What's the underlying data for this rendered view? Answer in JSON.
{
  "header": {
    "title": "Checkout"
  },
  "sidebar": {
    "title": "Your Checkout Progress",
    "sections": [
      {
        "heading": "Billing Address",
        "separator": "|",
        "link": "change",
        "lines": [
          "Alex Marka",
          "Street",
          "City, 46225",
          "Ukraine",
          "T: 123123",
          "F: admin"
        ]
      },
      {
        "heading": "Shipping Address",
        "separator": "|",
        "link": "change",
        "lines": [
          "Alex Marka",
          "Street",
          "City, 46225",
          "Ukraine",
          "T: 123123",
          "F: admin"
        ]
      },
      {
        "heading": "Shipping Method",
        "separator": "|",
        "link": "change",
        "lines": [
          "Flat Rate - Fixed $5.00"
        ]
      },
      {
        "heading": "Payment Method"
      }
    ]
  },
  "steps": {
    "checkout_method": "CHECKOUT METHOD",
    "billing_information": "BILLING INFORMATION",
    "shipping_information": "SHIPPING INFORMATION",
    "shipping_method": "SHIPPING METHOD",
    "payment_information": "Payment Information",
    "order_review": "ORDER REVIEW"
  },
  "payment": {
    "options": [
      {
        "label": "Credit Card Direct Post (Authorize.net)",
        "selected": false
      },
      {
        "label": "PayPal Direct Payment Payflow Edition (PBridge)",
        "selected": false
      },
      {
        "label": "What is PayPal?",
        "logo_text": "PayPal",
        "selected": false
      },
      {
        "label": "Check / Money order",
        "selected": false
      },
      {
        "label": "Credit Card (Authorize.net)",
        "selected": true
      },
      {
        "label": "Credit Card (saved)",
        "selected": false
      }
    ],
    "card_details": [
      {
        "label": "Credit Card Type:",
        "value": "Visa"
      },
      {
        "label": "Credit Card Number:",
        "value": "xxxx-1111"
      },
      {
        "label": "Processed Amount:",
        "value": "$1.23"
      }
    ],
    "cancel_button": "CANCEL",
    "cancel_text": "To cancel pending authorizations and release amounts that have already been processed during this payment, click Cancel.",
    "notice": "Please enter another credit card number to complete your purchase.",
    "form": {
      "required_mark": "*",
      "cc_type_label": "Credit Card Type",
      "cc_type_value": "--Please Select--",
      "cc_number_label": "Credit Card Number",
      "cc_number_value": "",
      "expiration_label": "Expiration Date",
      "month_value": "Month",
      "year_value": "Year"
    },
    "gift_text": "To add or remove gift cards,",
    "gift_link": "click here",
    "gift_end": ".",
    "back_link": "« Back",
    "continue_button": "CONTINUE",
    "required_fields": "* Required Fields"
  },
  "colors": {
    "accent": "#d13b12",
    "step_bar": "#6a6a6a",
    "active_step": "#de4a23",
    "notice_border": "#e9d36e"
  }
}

* * *

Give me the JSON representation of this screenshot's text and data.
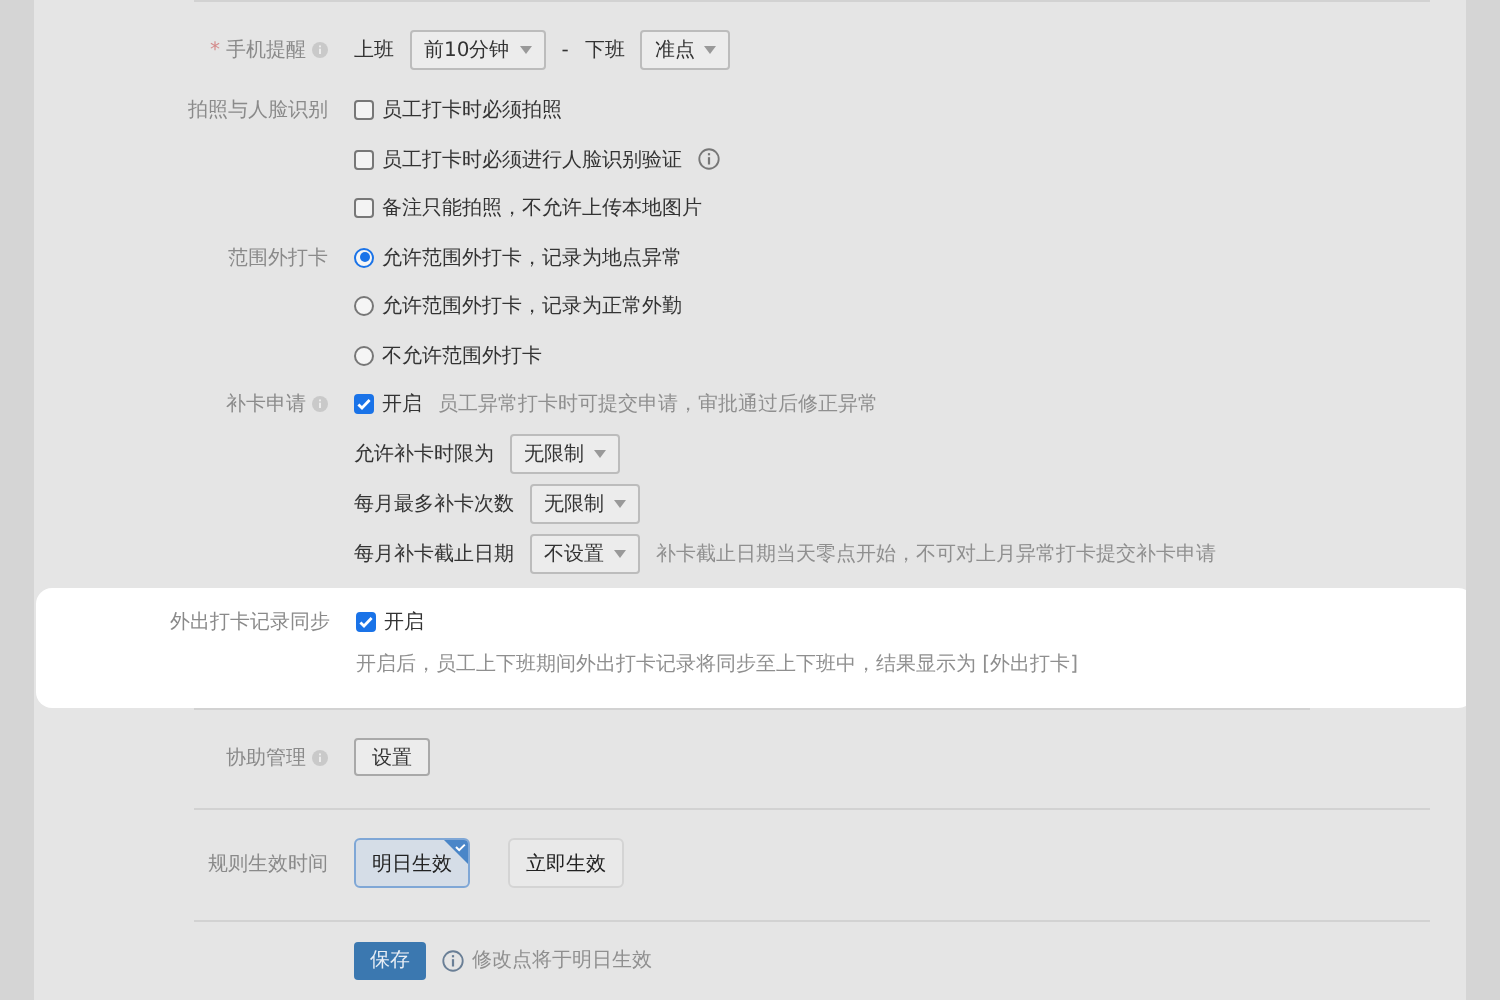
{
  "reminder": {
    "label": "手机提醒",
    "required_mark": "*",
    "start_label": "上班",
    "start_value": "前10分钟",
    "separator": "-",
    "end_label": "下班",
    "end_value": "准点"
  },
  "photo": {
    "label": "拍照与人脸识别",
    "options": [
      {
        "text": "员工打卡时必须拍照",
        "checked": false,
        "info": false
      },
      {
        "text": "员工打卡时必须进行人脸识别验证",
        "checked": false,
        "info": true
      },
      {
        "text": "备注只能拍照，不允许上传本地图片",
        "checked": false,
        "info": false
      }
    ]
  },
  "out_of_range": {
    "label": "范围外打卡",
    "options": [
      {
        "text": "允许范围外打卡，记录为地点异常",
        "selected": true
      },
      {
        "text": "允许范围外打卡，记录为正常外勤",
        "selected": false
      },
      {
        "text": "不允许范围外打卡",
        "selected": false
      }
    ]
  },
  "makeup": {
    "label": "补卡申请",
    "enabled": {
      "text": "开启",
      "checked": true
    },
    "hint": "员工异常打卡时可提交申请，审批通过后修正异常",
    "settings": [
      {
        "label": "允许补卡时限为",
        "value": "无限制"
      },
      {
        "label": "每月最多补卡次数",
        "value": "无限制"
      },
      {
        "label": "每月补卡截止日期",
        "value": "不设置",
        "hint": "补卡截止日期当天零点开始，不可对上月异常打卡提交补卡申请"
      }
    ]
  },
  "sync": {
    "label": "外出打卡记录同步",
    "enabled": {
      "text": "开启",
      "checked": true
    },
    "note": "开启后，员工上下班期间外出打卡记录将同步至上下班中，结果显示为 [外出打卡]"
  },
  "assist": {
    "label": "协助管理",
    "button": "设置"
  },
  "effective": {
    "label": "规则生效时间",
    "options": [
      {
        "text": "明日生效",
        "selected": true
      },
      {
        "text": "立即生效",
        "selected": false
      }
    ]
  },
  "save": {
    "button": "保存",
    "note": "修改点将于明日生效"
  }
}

==

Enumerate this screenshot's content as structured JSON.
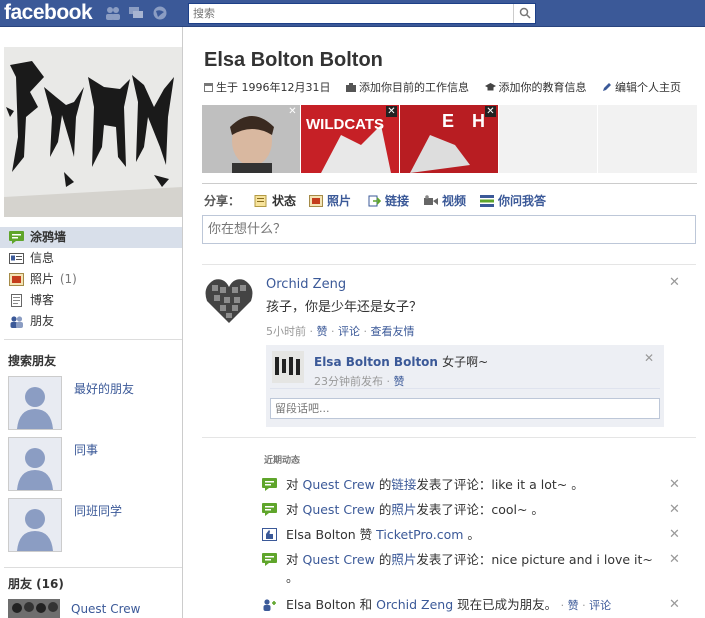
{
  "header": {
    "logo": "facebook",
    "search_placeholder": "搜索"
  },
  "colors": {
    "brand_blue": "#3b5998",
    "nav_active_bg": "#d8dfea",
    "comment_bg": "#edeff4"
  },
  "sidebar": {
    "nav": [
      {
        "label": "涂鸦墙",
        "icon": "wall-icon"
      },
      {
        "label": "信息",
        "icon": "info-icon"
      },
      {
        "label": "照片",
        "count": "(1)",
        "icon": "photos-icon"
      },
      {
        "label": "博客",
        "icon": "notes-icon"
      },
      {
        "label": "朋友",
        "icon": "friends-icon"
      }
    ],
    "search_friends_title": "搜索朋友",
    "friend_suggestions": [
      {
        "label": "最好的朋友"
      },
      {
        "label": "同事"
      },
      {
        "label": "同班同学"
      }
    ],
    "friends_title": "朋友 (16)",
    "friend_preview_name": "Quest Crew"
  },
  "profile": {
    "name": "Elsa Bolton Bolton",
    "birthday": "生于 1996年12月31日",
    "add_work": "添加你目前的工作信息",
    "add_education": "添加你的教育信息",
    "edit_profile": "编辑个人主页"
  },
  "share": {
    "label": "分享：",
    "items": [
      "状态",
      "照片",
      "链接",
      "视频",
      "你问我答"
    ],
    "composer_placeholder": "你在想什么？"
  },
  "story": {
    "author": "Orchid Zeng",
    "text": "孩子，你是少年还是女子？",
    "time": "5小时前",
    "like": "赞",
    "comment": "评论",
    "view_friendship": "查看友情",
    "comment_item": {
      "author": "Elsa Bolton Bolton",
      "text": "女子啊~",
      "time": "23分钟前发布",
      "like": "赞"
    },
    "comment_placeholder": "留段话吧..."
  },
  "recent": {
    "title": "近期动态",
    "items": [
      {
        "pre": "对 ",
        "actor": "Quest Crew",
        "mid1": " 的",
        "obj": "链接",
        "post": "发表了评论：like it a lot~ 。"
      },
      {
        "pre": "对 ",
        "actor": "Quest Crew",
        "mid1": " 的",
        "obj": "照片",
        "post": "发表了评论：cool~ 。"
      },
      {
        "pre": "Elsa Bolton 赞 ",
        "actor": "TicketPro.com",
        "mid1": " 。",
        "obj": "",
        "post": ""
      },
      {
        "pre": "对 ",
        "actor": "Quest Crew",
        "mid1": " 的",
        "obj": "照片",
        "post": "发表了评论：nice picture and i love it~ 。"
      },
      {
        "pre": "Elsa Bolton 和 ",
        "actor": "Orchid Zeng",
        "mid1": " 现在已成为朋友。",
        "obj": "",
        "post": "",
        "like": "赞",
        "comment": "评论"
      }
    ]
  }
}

** What this task involves **
Search the listing for the string "like". Copy each line where it turns up.

** Task result **
    "like": "赞",
      "like": "赞"
        "post": "发表了评论：like it a lot~ 。"
        "like": "赞",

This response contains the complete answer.